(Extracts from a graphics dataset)
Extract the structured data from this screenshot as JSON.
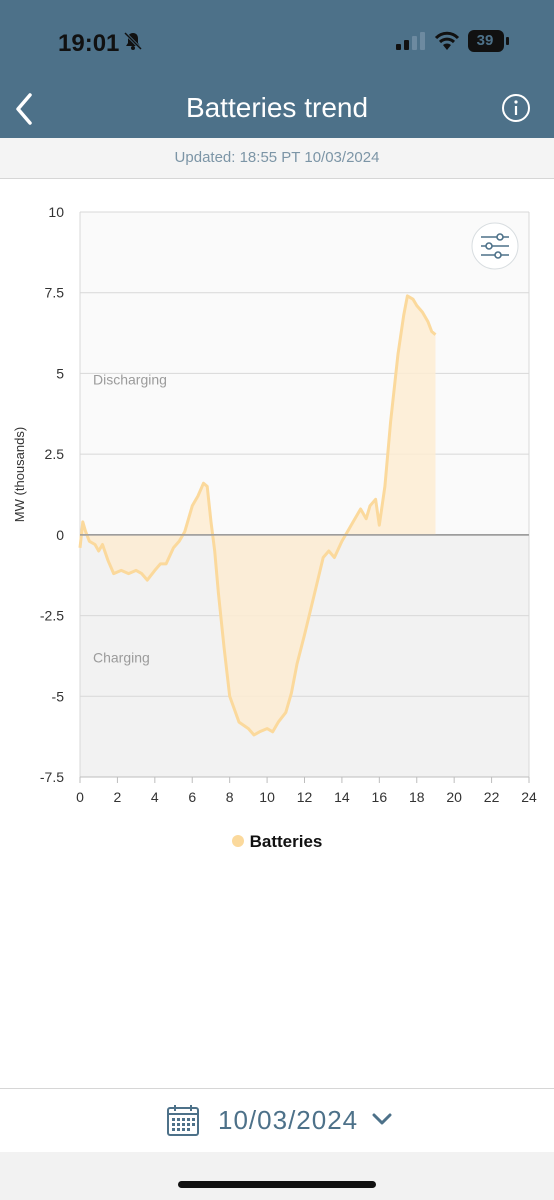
{
  "status_bar": {
    "time": "19:01",
    "battery": "39",
    "icons": [
      "bell-slash-icon",
      "cellular-signal-icon",
      "wifi-icon",
      "battery-icon"
    ]
  },
  "nav": {
    "title": "Batteries trend",
    "icons": [
      "back-chevron-icon",
      "info-icon"
    ]
  },
  "updated": "Updated: 18:55 PT 10/03/2024",
  "chart_data": {
    "type": "area",
    "ylabel": "MW (thousands)",
    "xlim": [
      0,
      24
    ],
    "ylim": [
      -7.5,
      10
    ],
    "y_ticks": [
      "10",
      "7.5",
      "5",
      "2.5",
      "0",
      "-2.5",
      "-5",
      "-7.5"
    ],
    "x_ticks": [
      "0",
      "2",
      "4",
      "6",
      "8",
      "10",
      "12",
      "14",
      "16",
      "18",
      "20",
      "22",
      "24"
    ],
    "annotations": [
      "Discharging",
      "Charging"
    ],
    "grid": true,
    "legend_position": "bottom",
    "series": [
      {
        "name": "Batteries",
        "color": "#fbd99c",
        "x": [
          0,
          0.15,
          0.3,
          0.5,
          0.8,
          1.0,
          1.2,
          1.5,
          1.8,
          2.2,
          2.6,
          3.0,
          3.3,
          3.6,
          4.0,
          4.3,
          4.6,
          5.0,
          5.3,
          5.6,
          6.0,
          6.3,
          6.6,
          6.8,
          7.0,
          7.2,
          7.4,
          7.7,
          8.0,
          8.5,
          9.0,
          9.3,
          9.6,
          10.0,
          10.3,
          10.6,
          11.0,
          11.3,
          11.6,
          12.0,
          12.5,
          13.0,
          13.3,
          13.6,
          14.0,
          14.3,
          14.6,
          15.0,
          15.3,
          15.5,
          15.8,
          16.0,
          16.3,
          16.6,
          17.0,
          17.3,
          17.5,
          17.8,
          18.0,
          18.3,
          18.6,
          18.8,
          19.0
        ],
        "y": [
          -0.4,
          0.4,
          0.1,
          -0.2,
          -0.3,
          -0.5,
          -0.3,
          -0.8,
          -1.2,
          -1.1,
          -1.2,
          -1.1,
          -1.2,
          -1.4,
          -1.1,
          -0.9,
          -0.9,
          -0.4,
          -0.2,
          0.1,
          0.9,
          1.2,
          1.6,
          1.5,
          0.4,
          -0.5,
          -1.8,
          -3.5,
          -5.0,
          -5.8,
          -6.0,
          -6.2,
          -6.1,
          -6.0,
          -6.1,
          -5.8,
          -5.5,
          -4.9,
          -4.0,
          -3.1,
          -1.9,
          -0.7,
          -0.5,
          -0.7,
          -0.2,
          0.1,
          0.4,
          0.8,
          0.5,
          0.9,
          1.1,
          0.3,
          1.5,
          3.5,
          5.6,
          6.8,
          7.4,
          7.3,
          7.1,
          6.9,
          6.6,
          6.3,
          6.2
        ]
      }
    ]
  },
  "legend": {
    "label": "Batteries"
  },
  "footer": {
    "date": "10/03/2024",
    "icons": [
      "calendar-icon",
      "chevron-down-icon"
    ]
  }
}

Exercise brief:
Whenever "chevron" turns up in a line, pick that line out.

Complete response:
      "back-chevron-icon",
      "chevron-down-icon"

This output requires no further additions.